• _PROVIDED MATERIAL_:
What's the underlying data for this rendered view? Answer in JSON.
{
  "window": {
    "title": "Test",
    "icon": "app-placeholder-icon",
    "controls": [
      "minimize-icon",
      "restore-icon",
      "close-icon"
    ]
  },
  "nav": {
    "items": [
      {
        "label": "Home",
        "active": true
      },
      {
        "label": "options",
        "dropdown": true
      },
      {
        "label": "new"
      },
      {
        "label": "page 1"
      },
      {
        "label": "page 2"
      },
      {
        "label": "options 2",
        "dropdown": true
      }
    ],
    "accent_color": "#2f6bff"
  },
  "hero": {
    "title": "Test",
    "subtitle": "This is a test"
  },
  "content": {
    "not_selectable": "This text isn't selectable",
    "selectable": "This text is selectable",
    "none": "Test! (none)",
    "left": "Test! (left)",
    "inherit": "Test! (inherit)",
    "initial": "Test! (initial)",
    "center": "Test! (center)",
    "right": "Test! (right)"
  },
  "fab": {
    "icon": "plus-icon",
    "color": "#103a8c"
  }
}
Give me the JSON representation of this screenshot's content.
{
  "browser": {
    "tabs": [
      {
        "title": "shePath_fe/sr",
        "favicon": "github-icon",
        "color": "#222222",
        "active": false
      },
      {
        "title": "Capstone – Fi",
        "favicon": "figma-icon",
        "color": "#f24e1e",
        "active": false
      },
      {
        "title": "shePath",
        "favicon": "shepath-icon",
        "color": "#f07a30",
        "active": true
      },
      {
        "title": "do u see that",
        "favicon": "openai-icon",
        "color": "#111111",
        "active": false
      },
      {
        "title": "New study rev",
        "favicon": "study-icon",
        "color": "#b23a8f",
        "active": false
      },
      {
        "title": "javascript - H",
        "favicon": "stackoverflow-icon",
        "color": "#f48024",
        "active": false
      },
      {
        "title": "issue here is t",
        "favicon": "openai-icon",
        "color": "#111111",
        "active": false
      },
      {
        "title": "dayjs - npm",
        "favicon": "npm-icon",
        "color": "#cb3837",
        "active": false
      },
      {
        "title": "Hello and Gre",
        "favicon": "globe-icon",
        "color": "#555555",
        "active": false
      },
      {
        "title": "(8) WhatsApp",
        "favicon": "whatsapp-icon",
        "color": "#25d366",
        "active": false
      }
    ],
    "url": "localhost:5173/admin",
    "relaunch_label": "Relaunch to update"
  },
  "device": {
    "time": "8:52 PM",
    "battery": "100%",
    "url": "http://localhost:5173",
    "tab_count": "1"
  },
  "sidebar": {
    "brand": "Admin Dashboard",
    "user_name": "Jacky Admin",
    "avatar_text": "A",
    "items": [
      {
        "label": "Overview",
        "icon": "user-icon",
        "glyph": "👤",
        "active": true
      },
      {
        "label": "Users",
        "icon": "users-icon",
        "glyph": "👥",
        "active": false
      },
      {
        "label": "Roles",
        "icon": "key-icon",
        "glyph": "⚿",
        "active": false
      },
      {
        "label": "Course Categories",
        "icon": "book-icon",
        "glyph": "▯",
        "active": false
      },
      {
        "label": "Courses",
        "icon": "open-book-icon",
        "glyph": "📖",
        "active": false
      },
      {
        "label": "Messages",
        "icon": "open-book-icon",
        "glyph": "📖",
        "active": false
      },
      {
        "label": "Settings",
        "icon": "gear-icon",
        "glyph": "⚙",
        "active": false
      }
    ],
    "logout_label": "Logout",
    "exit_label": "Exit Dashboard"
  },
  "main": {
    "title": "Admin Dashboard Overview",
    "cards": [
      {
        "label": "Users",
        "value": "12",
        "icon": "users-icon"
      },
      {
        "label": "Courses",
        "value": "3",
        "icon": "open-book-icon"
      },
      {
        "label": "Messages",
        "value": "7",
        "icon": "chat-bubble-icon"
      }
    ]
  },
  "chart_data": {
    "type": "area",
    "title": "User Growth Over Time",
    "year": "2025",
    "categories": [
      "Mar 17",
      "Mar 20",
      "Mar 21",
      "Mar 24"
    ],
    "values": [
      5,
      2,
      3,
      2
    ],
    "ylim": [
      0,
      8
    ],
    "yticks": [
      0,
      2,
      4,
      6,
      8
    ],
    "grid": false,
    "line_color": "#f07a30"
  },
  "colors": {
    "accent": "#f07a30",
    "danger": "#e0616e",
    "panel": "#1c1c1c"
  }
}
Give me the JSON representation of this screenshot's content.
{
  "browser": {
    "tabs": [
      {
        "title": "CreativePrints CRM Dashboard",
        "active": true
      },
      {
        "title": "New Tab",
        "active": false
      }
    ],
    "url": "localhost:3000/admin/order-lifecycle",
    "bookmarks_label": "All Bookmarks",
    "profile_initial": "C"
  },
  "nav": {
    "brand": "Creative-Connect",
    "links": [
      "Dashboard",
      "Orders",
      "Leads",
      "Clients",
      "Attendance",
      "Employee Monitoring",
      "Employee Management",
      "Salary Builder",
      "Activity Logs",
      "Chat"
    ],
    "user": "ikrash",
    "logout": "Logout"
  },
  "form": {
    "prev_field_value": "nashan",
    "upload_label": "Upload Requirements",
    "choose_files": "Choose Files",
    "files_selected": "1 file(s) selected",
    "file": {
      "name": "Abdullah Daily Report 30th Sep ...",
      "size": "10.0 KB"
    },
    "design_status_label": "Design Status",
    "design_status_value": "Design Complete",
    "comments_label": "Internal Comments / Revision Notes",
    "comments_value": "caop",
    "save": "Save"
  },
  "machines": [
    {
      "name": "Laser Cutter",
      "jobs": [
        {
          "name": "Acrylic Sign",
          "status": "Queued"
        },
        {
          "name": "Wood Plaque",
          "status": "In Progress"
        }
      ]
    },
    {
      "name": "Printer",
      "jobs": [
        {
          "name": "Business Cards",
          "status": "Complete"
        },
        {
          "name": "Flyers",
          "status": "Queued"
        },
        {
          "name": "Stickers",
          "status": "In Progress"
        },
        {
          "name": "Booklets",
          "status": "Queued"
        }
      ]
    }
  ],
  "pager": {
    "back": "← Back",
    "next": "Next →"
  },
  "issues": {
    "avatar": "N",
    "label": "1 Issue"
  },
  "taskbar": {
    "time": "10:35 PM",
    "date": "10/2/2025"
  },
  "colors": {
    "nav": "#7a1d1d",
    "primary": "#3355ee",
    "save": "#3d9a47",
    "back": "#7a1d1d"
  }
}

• _EXERCISE_:
Each line of the material must be restated exactly.

• _COMPLETED TASK_:
What's the underlying data for this rendered view? Answer in JSON.
{
  "window": {
    "title": "Test",
    "icon": "app-placeholder-icon",
    "controls": [
      "minimize-icon",
      "restore-icon",
      "close-icon"
    ]
  },
  "nav": {
    "items": [
      {
        "label": "Home",
        "active": true
      },
      {
        "label": "options",
        "dropdown": true
      },
      {
        "label": "new"
      },
      {
        "label": "page 1"
      },
      {
        "label": "page 2"
      },
      {
        "label": "options 2",
        "dropdown": true
      }
    ],
    "accent_color": "#2f6bff"
  },
  "hero": {
    "title": "Test",
    "subtitle": "This is a test"
  },
  "content": {
    "not_selectable": "This text isn't selectable",
    "selectable": "This text is selectable",
    "none": "Test! (none)",
    "left": "Test! (left)",
    "inherit": "Test! (inherit)",
    "initial": "Test! (initial)",
    "center": "Test! (center)",
    "right": "Test! (right)"
  },
  "fab": {
    "icon": "plus-icon",
    "color": "#103a8c"
  }
}
Give me the JSON representation of this screenshot's content.
{
  "browser": {
    "tabs": [
      {
        "title": "shePath_fe/sr",
        "favicon": "github-icon",
        "color": "#222222",
        "active": false
      },
      {
        "title": "Capstone – Fi",
        "favicon": "figma-icon",
        "color": "#f24e1e",
        "active": false
      },
      {
        "title": "shePath",
        "favicon": "shepath-icon",
        "color": "#f07a30",
        "active": true
      },
      {
        "title": "do u see that",
        "favicon": "openai-icon",
        "color": "#111111",
        "active": false
      },
      {
        "title": "New study rev",
        "favicon": "study-icon",
        "color": "#b23a8f",
        "active": false
      },
      {
        "title": "javascript - H",
        "favicon": "stackoverflow-icon",
        "color": "#f48024",
        "active": false
      },
      {
        "title": "issue here is t",
        "favicon": "openai-icon",
        "color": "#111111",
        "active": false
      },
      {
        "title": "dayjs - npm",
        "favicon": "npm-icon",
        "color": "#cb3837",
        "active": false
      },
      {
        "title": "Hello and Gre",
        "favicon": "globe-icon",
        "color": "#555555",
        "active": false
      },
      {
        "title": "(8) WhatsApp",
        "favicon": "whatsapp-icon",
        "color": "#25d366",
        "active": false
      }
    ],
    "url": "localhost:5173/admin",
    "relaunch_label": "Relaunch to update"
  },
  "device": {
    "time": "8:52 PM",
    "battery": "100%",
    "url": "http://localhost:5173",
    "tab_count": "1"
  },
  "sidebar": {
    "brand": "Admin Dashboard",
    "user_name": "Jacky Admin",
    "avatar_text": "A",
    "items": [
      {
        "label": "Overview",
        "icon": "user-icon",
        "glyph": "👤",
        "active": true
      },
      {
        "label": "Users",
        "icon": "users-icon",
        "glyph": "👥",
        "active": false
      },
      {
        "label": "Roles",
        "icon": "key-icon",
        "glyph": "⚿",
        "active": false
      },
      {
        "label": "Course Categories",
        "icon": "book-icon",
        "glyph": "▯",
        "active": false
      },
      {
        "label": "Courses",
        "icon": "open-book-icon",
        "glyph": "📖",
        "active": false
      },
      {
        "label": "Messages",
        "icon": "open-book-icon",
        "glyph": "📖",
        "active": false
      },
      {
        "label": "Settings",
        "icon": "gear-icon",
        "glyph": "⚙",
        "active": false
      }
    ],
    "logout_label": "Logout",
    "exit_label": "Exit Dashboard"
  },
  "main": {
    "title": "Admin Dashboard Overview",
    "cards": [
      {
        "label": "Users",
        "value": "12",
        "icon": "users-icon"
      },
      {
        "label": "Courses",
        "value": "3",
        "icon": "open-book-icon"
      },
      {
        "label": "Messages",
        "value": "7",
        "icon": "chat-bubble-icon"
      }
    ]
  },
  "chart_data": {
    "type": "area",
    "title": "User Growth Over Time",
    "year": "2025",
    "categories": [
      "Mar 17",
      "Mar 20",
      "Mar 21",
      "Mar 24"
    ],
    "values": [
      5,
      2,
      3,
      2
    ],
    "ylim": [
      0,
      8
    ],
    "yticks": [
      0,
      2,
      4,
      6,
      8
    ],
    "grid": false,
    "line_color": "#f07a30"
  },
  "colors": {
    "accent": "#f07a30",
    "danger": "#e0616e",
    "panel": "#1c1c1c"
  }
}
Give me the JSON representation of this screenshot's content.
{
  "browser": {
    "tabs": [
      {
        "title": "CreativePrints CRM Dashboard",
        "active": true
      },
      {
        "title": "New Tab",
        "active": false
      }
    ],
    "url": "localhost:3000/admin/order-lifecycle",
    "bookmarks_label": "All Bookmarks",
    "profile_initial": "C"
  },
  "nav": {
    "brand": "Creative-Connect",
    "links": [
      "Dashboard",
      "Orders",
      "Leads",
      "Clients",
      "Attendance",
      "Employee Monitoring",
      "Employee Management",
      "Salary Builder",
      "Activity Logs",
      "Chat"
    ],
    "user": "ikrash",
    "logout": "Logout"
  },
  "form": {
    "prev_field_value": "nashan",
    "upload_label": "Upload Requirements",
    "choose_files": "Choose Files",
    "files_selected": "1 file(s) selected",
    "file": {
      "name": "Abdullah Daily Report 30th Sep ...",
      "size": "10.0 KB"
    },
    "design_status_label": "Design Status",
    "design_status_value": "Design Complete",
    "comments_label": "Internal Comments / Revision Notes",
    "comments_value": "caop",
    "save": "Save"
  },
  "machines": [
    {
      "name": "Laser Cutter",
      "jobs": [
        {
          "name": "Acrylic Sign",
          "status": "Queued"
        },
        {
          "name": "Wood Plaque",
          "status": "In Progress"
        }
      ]
    },
    {
      "name": "Printer",
      "jobs": [
        {
          "name": "Business Cards",
          "status": "Complete"
        },
        {
          "name": "Flyers",
          "status": "Queued"
        },
        {
          "name": "Stickers",
          "status": "In Progress"
        },
        {
          "name": "Booklets",
          "status": "Queued"
        }
      ]
    }
  ],
  "pager": {
    "back": "← Back",
    "next": "Next →"
  },
  "issues": {
    "avatar": "N",
    "label": "1 Issue"
  },
  "taskbar": {
    "time": "10:35 PM",
    "date": "10/2/2025"
  },
  "colors": {
    "nav": "#7a1d1d",
    "primary": "#3355ee",
    "save": "#3d9a47",
    "back": "#7a1d1d"
  }
}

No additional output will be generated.